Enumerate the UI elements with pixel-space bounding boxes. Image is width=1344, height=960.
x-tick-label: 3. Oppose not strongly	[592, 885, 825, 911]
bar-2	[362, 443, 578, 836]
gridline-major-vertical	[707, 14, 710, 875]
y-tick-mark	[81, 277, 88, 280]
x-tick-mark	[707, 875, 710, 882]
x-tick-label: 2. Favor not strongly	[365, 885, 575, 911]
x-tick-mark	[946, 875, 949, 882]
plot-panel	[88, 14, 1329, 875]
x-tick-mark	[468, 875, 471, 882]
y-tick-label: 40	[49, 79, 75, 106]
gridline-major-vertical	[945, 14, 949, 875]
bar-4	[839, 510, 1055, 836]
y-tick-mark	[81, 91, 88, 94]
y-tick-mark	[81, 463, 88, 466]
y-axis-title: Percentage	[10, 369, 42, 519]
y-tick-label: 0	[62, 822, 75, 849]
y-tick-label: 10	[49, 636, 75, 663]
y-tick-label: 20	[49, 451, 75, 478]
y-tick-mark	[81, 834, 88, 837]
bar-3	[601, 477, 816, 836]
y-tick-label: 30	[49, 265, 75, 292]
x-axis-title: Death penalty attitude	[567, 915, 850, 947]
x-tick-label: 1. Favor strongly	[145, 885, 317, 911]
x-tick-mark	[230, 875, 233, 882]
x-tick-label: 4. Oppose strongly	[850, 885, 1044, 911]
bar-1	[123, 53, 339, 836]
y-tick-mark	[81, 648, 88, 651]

-- -- --

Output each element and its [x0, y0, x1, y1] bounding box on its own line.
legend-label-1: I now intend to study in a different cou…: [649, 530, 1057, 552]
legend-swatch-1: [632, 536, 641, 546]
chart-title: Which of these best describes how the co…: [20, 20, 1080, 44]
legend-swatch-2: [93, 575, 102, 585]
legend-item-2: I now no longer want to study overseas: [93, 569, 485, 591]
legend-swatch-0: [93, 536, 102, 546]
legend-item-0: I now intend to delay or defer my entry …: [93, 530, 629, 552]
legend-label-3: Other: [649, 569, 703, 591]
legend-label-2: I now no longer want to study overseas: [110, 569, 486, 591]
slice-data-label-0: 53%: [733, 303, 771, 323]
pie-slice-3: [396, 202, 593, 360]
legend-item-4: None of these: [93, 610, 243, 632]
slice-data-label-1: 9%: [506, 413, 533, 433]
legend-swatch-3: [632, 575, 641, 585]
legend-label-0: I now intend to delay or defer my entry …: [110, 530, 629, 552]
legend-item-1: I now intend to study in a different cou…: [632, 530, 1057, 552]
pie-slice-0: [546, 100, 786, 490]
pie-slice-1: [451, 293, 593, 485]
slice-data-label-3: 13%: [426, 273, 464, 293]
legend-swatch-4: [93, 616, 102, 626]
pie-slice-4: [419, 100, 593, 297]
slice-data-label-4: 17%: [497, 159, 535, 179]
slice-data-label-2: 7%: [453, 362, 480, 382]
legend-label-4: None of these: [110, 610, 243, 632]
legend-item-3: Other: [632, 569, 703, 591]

-- -- --

**Work to do**
Rewrite the lines from the one containing "Enumerate the UI" through the one containing "648, 88, 651]", putting "Share of respondents" wherever "Percentage" appears and leaving everything else unchanged.

**Solution to the problem**
Enumerate the UI elements with pixel-space bounding boxes. Image is width=1344, height=960.
x-tick-label: 3. Oppose not strongly	[592, 885, 825, 911]
bar-2	[362, 443, 578, 836]
gridline-major-vertical	[707, 14, 710, 875]
y-tick-mark	[81, 277, 88, 280]
x-tick-mark	[707, 875, 710, 882]
x-tick-label: 2. Favor not strongly	[365, 885, 575, 911]
x-tick-mark	[946, 875, 949, 882]
plot-panel	[88, 14, 1329, 875]
x-tick-mark	[468, 875, 471, 882]
y-tick-label: 40	[49, 79, 75, 106]
gridline-major-vertical	[945, 14, 949, 875]
bar-4	[839, 510, 1055, 836]
y-tick-mark	[81, 91, 88, 94]
y-tick-mark	[81, 463, 88, 466]
y-axis-title: Share of respondents	[10, 369, 42, 519]
y-tick-label: 0	[62, 822, 75, 849]
y-tick-label: 10	[49, 636, 75, 663]
y-tick-label: 20	[49, 451, 75, 478]
y-tick-mark	[81, 834, 88, 837]
bar-3	[601, 477, 816, 836]
y-tick-label: 30	[49, 265, 75, 292]
x-axis-title: Death penalty attitude	[567, 915, 850, 947]
x-tick-label: 1. Favor strongly	[145, 885, 317, 911]
x-tick-mark	[230, 875, 233, 882]
x-tick-label: 4. Oppose strongly	[850, 885, 1044, 911]
bar-1	[123, 53, 339, 836]
y-tick-mark	[81, 648, 88, 651]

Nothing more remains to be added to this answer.